Count the lines that include the string "xlabel", and give only that number.

————

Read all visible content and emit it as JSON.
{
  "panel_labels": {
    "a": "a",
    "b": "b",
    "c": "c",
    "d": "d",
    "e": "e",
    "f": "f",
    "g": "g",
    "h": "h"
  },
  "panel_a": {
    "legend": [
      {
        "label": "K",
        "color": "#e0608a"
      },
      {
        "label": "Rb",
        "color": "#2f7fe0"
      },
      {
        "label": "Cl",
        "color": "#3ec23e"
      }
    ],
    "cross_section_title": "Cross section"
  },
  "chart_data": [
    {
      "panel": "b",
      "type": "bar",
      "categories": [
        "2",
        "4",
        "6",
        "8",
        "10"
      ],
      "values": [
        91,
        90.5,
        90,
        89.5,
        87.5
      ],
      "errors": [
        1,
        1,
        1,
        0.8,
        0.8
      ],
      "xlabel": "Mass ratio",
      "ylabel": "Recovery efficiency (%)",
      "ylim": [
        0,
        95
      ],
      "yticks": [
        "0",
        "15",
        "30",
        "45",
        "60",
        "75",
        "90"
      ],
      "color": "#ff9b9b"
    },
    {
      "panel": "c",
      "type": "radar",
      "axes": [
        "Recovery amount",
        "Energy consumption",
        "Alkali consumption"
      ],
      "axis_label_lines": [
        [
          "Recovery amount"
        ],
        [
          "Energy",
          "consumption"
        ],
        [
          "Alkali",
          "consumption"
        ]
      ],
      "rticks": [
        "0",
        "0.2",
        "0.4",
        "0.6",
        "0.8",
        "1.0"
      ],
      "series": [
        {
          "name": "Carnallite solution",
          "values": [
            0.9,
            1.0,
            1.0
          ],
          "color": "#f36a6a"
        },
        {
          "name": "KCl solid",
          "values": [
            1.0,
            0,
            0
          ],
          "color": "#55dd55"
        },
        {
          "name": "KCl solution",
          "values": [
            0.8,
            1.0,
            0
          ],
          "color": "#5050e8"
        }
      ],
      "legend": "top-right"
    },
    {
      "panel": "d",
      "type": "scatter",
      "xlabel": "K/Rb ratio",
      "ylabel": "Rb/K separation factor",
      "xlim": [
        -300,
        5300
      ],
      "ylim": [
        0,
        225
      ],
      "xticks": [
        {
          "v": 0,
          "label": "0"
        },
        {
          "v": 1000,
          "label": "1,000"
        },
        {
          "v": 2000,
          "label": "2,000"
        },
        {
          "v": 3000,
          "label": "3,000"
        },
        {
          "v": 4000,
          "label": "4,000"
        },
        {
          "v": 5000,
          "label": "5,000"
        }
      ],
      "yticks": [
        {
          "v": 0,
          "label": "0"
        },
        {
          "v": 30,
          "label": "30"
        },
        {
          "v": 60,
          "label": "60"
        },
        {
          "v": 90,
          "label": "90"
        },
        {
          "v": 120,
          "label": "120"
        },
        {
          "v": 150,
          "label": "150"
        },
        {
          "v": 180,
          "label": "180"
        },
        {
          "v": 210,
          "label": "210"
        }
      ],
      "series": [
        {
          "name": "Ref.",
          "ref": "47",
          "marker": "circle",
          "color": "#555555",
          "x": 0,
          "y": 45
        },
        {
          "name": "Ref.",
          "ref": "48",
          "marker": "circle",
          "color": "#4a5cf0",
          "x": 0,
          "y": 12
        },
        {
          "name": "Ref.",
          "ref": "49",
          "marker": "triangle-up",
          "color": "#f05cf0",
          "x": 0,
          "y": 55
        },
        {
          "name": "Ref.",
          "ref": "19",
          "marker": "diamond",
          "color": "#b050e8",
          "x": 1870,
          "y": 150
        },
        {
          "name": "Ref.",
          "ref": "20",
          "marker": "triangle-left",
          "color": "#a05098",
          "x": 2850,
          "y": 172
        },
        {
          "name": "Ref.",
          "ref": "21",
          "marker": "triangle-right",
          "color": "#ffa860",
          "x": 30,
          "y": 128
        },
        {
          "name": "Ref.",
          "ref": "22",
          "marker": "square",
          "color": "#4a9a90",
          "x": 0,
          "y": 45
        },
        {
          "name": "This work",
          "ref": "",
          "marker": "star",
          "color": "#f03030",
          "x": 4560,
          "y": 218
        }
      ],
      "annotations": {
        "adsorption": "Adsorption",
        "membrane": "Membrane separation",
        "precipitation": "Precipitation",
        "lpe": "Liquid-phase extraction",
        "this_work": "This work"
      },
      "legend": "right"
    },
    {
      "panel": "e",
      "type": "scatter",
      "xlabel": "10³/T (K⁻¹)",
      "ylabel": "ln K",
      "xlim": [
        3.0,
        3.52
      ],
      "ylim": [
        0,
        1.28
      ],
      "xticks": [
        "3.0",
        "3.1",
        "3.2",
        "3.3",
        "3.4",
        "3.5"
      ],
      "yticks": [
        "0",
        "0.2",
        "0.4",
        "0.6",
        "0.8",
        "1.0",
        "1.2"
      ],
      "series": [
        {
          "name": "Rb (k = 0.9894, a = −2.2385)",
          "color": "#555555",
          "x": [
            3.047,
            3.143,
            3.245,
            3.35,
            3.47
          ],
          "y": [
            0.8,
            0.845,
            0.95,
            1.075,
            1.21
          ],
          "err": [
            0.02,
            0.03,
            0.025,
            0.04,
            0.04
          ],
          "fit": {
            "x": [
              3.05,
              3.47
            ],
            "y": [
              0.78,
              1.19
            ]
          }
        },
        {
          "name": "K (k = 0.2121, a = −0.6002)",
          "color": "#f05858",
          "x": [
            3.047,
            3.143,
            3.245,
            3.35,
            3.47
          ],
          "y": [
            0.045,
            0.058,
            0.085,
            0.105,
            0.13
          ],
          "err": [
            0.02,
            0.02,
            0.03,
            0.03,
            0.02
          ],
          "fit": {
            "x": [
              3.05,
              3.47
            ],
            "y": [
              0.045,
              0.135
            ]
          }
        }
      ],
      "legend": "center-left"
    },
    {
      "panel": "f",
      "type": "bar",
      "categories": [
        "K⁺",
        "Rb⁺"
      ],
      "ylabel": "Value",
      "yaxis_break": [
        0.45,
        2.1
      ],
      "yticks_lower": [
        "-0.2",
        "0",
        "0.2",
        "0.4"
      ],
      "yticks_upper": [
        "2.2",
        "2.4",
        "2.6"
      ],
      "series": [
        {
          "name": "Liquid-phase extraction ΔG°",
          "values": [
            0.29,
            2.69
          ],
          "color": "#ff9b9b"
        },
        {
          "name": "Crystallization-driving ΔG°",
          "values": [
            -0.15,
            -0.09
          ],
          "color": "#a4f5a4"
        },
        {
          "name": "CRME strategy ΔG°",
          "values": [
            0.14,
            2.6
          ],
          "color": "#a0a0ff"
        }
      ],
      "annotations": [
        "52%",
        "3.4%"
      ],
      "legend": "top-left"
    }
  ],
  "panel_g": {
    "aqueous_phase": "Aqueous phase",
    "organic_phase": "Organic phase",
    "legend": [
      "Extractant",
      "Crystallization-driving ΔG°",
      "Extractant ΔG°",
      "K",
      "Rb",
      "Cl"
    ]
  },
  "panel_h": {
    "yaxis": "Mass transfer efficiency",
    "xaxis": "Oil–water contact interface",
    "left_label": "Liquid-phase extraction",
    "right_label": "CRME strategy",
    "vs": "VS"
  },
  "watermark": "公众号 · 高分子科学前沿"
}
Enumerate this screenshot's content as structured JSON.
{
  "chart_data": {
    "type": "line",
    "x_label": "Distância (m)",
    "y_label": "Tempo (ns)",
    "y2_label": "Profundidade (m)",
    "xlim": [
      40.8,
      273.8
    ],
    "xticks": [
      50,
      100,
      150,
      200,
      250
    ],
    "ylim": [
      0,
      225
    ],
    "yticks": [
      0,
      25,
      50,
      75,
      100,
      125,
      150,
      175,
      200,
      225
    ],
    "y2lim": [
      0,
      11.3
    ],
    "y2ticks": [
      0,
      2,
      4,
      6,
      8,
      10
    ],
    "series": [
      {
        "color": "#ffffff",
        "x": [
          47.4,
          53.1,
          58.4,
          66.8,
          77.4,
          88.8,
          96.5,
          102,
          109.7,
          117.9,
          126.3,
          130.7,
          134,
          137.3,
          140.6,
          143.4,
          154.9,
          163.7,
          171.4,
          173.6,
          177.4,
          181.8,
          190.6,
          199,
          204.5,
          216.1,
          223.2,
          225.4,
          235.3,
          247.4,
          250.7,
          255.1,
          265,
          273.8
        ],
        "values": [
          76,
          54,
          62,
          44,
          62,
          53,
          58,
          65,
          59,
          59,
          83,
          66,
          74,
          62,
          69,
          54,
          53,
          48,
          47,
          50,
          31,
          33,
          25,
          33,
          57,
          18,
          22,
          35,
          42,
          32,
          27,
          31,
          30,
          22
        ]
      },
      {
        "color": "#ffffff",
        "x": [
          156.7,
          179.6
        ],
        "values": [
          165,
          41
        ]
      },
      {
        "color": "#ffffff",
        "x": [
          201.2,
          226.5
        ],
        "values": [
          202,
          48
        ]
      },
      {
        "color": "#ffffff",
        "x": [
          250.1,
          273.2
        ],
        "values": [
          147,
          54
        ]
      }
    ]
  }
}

————

Task response
3